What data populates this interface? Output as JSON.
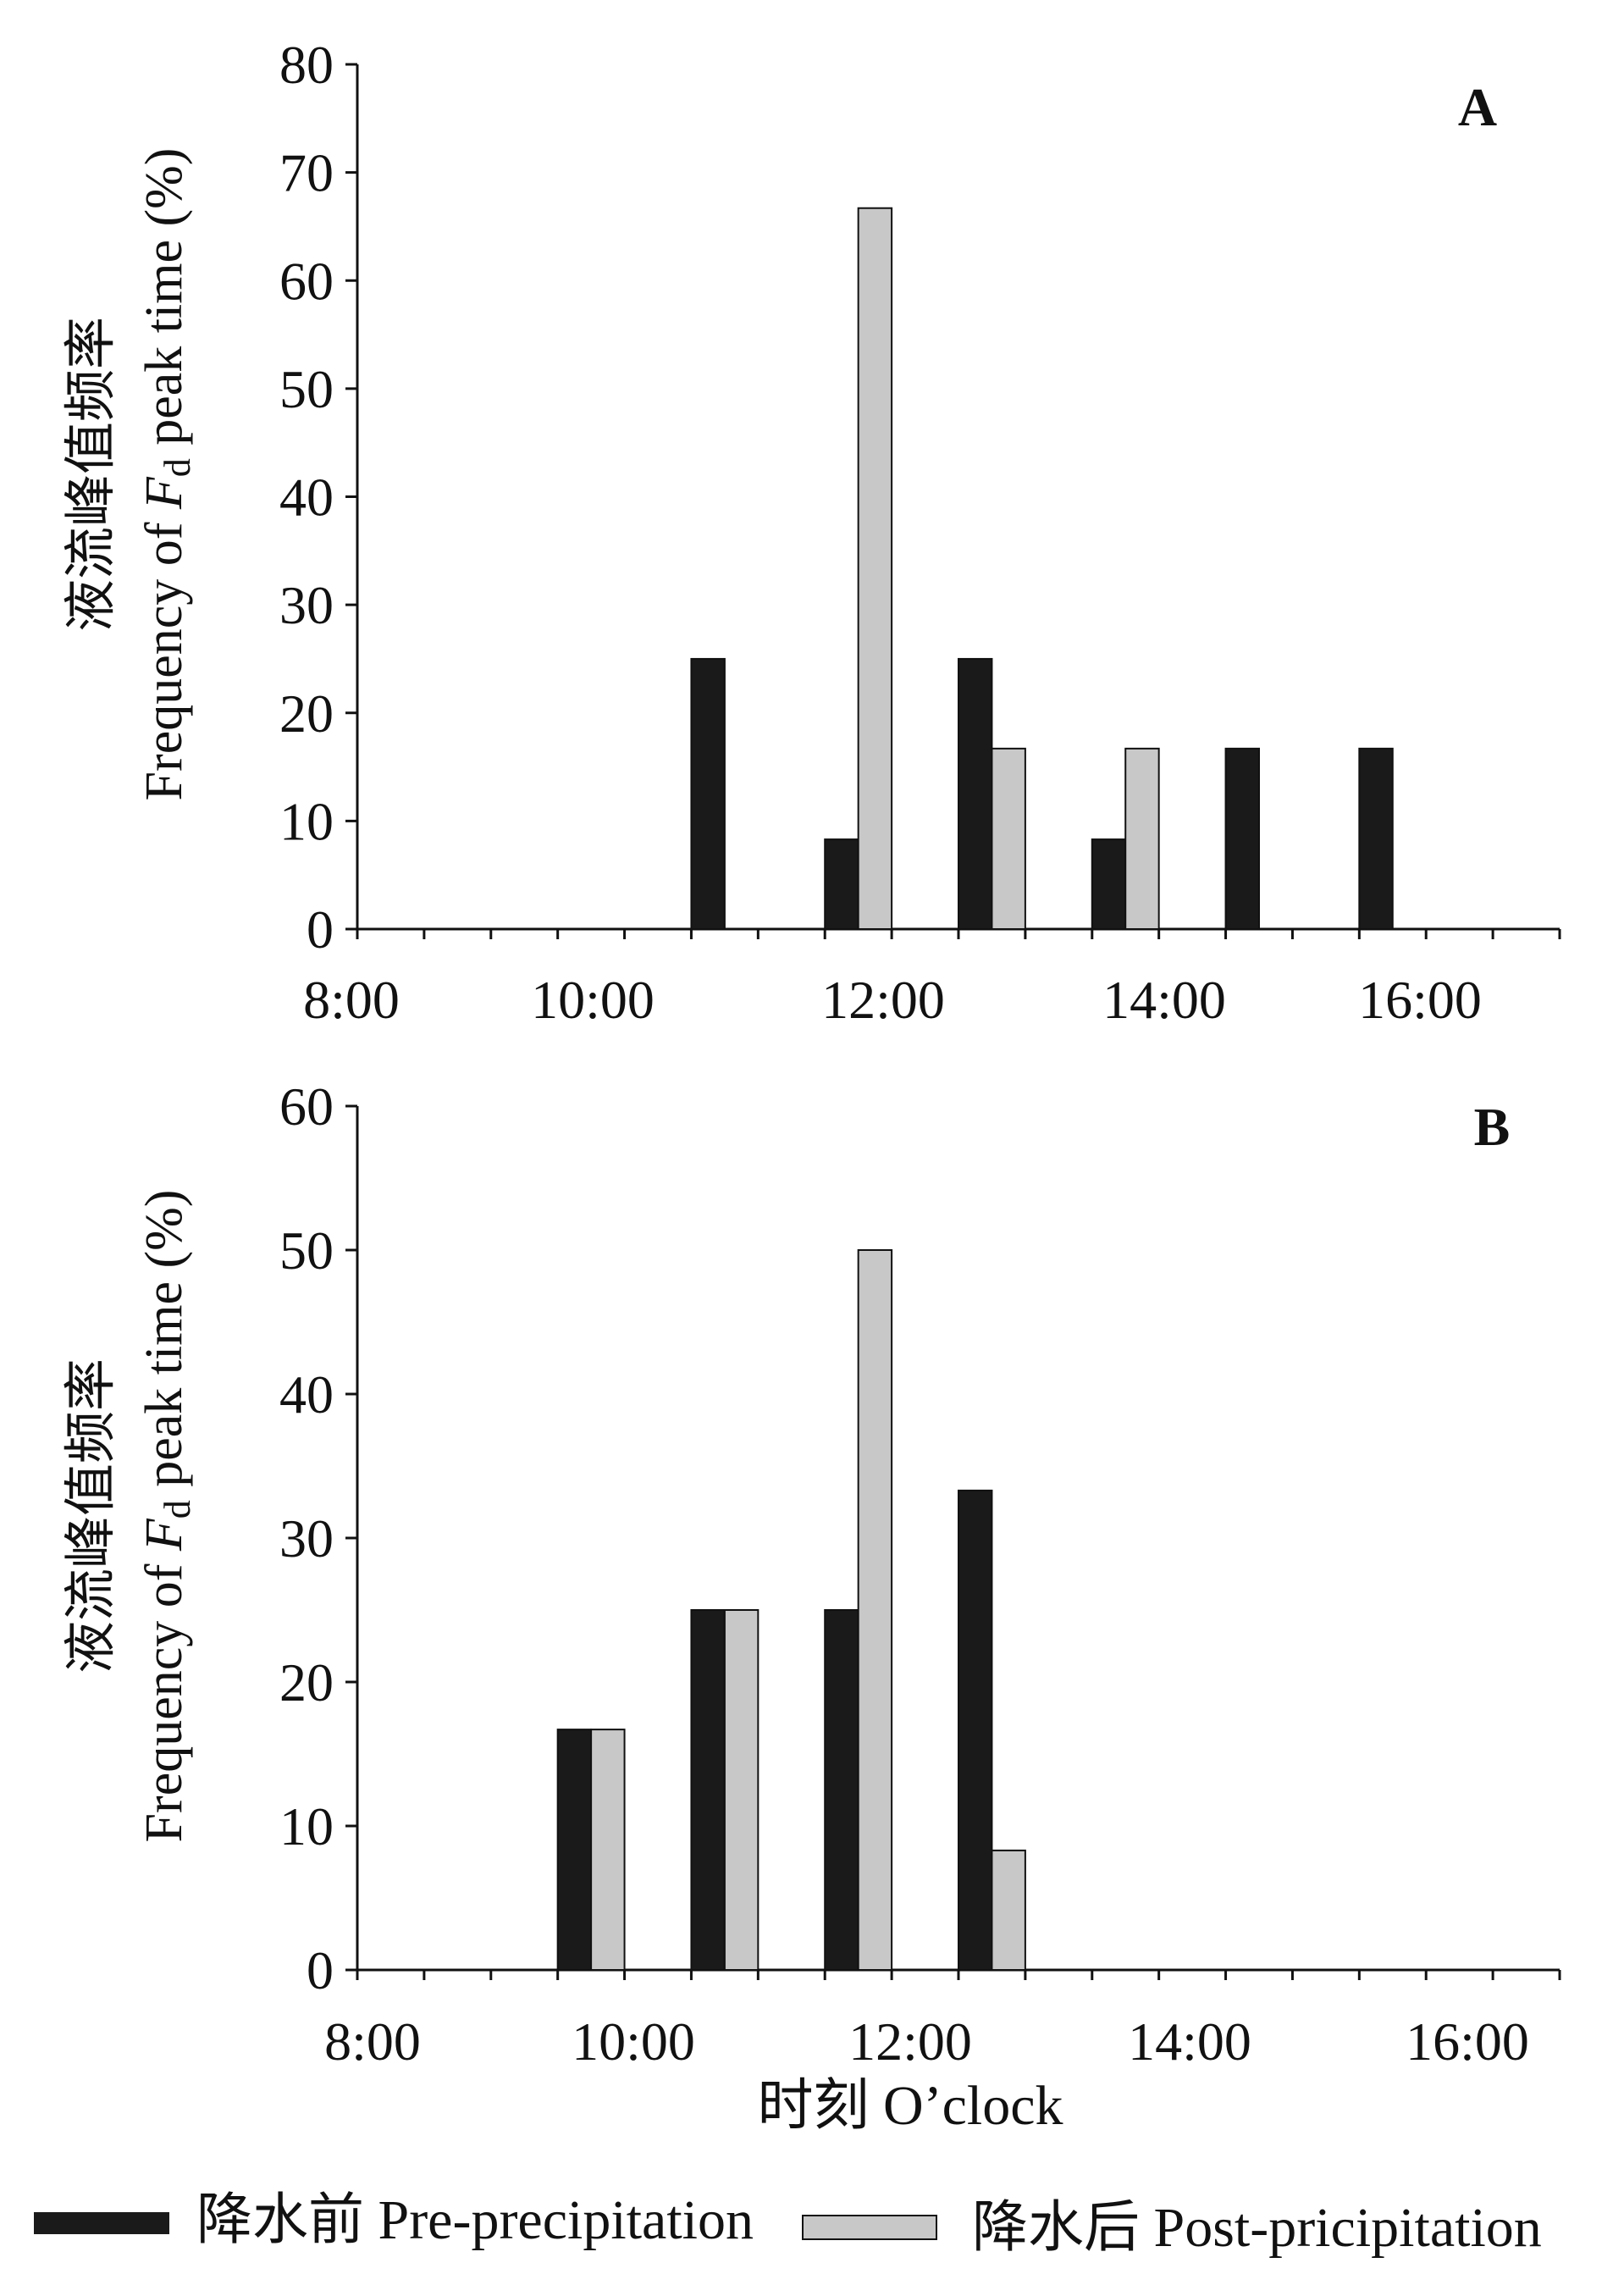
{
  "chart_data": [
    {
      "type": "bar",
      "panel": "A",
      "ylabel_cn": "液流峰值频率",
      "ylabel_en_prefix": "Frequency of ",
      "ylabel_en_var": "F",
      "ylabel_en_sub": "d",
      "ylabel_en_suffix": " peak time (%)",
      "ylim": [
        0,
        80
      ],
      "yticks": [
        0,
        10,
        20,
        30,
        40,
        50,
        60,
        70,
        80
      ],
      "xlim": [
        8,
        17
      ],
      "xticks": [
        8,
        10,
        12,
        14,
        16
      ],
      "xtick_labels": [
        "8:00",
        "10:00",
        "12:00",
        "14:00",
        "16:00"
      ],
      "hours": [
        9,
        10,
        11,
        12,
        13,
        14,
        15,
        16
      ],
      "series": [
        {
          "name": "降水前 Pre-precipitation",
          "values": [
            0,
            0,
            25,
            8.3,
            25,
            8.3,
            16.7,
            16.7
          ]
        },
        {
          "name": "降水后 Post-pricipitation",
          "values": [
            0,
            0,
            0,
            66.7,
            16.7,
            16.7,
            0,
            0
          ]
        }
      ]
    },
    {
      "type": "bar",
      "panel": "B",
      "ylabel_cn": "液流峰值频率",
      "ylabel_en_prefix": "Frequency of ",
      "ylabel_en_var": "F",
      "ylabel_en_sub": "d",
      "ylabel_en_suffix": " peak time (%)",
      "ylim": [
        0,
        60
      ],
      "yticks": [
        0,
        10,
        20,
        30,
        40,
        50,
        60
      ],
      "xlim": [
        8,
        17
      ],
      "xticks": [
        8,
        10,
        12,
        14,
        16
      ],
      "xtick_labels": [
        "8:00",
        "10:00",
        "12:00",
        "14:00",
        "16:00"
      ],
      "hours": [
        9,
        10,
        11,
        12,
        13,
        14,
        15,
        16
      ],
      "series": [
        {
          "name": "降水前 Pre-precipitation",
          "values": [
            0,
            16.7,
            25,
            25,
            33.3,
            0,
            0,
            0
          ]
        },
        {
          "name": "降水后 Post-pricipitation",
          "values": [
            0,
            16.7,
            25,
            50,
            8.3,
            0,
            0,
            0
          ]
        }
      ]
    }
  ],
  "xlabel": "时刻 O’clock",
  "legend": [
    {
      "label": "降水前 Pre-precipitation",
      "color": "#1a1a1a"
    },
    {
      "label": "降水后 Post-pricipitation",
      "color": "#c8c8c8"
    }
  ],
  "colors": {
    "pre": "#1a1a1a",
    "post": "#c8c8c8",
    "axis": "#111111"
  }
}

○ ○ ○ ○

Directions for this task
Return the material exactly as given, apart from the pictures.

Exercise solution
What data populates this interface? Output as JSON.
{
  "chart_data": [
    {
      "type": "bar",
      "panel": "A",
      "ylabel_cn": "液流峰值频率",
      "ylabel_en_prefix": "Frequency of ",
      "ylabel_en_var": "F",
      "ylabel_en_sub": "d",
      "ylabel_en_suffix": " peak time (%)",
      "ylim": [
        0,
        80
      ],
      "yticks": [
        0,
        10,
        20,
        30,
        40,
        50,
        60,
        70,
        80
      ],
      "xlim": [
        8,
        17
      ],
      "xticks": [
        8,
        10,
        12,
        14,
        16
      ],
      "xtick_labels": [
        "8:00",
        "10:00",
        "12:00",
        "14:00",
        "16:00"
      ],
      "hours": [
        9,
        10,
        11,
        12,
        13,
        14,
        15,
        16
      ],
      "series": [
        {
          "name": "降水前 Pre-precipitation",
          "values": [
            0,
            0,
            25,
            8.3,
            25,
            8.3,
            16.7,
            16.7
          ]
        },
        {
          "name": "降水后 Post-pricipitation",
          "values": [
            0,
            0,
            0,
            66.7,
            16.7,
            16.7,
            0,
            0
          ]
        }
      ]
    },
    {
      "type": "bar",
      "panel": "B",
      "ylabel_cn": "液流峰值频率",
      "ylabel_en_prefix": "Frequency of ",
      "ylabel_en_var": "F",
      "ylabel_en_sub": "d",
      "ylabel_en_suffix": " peak time (%)",
      "ylim": [
        0,
        60
      ],
      "yticks": [
        0,
        10,
        20,
        30,
        40,
        50,
        60
      ],
      "xlim": [
        8,
        17
      ],
      "xticks": [
        8,
        10,
        12,
        14,
        16
      ],
      "xtick_labels": [
        "8:00",
        "10:00",
        "12:00",
        "14:00",
        "16:00"
      ],
      "hours": [
        9,
        10,
        11,
        12,
        13,
        14,
        15,
        16
      ],
      "series": [
        {
          "name": "降水前 Pre-precipitation",
          "values": [
            0,
            16.7,
            25,
            25,
            33.3,
            0,
            0,
            0
          ]
        },
        {
          "name": "降水后 Post-pricipitation",
          "values": [
            0,
            16.7,
            25,
            50,
            8.3,
            0,
            0,
            0
          ]
        }
      ]
    }
  ],
  "xlabel": "时刻 O’clock",
  "legend": [
    {
      "label": "降水前 Pre-precipitation",
      "color": "#1a1a1a"
    },
    {
      "label": "降水后 Post-pricipitation",
      "color": "#c8c8c8"
    }
  ],
  "colors": {
    "pre": "#1a1a1a",
    "post": "#c8c8c8",
    "axis": "#111111"
  }
}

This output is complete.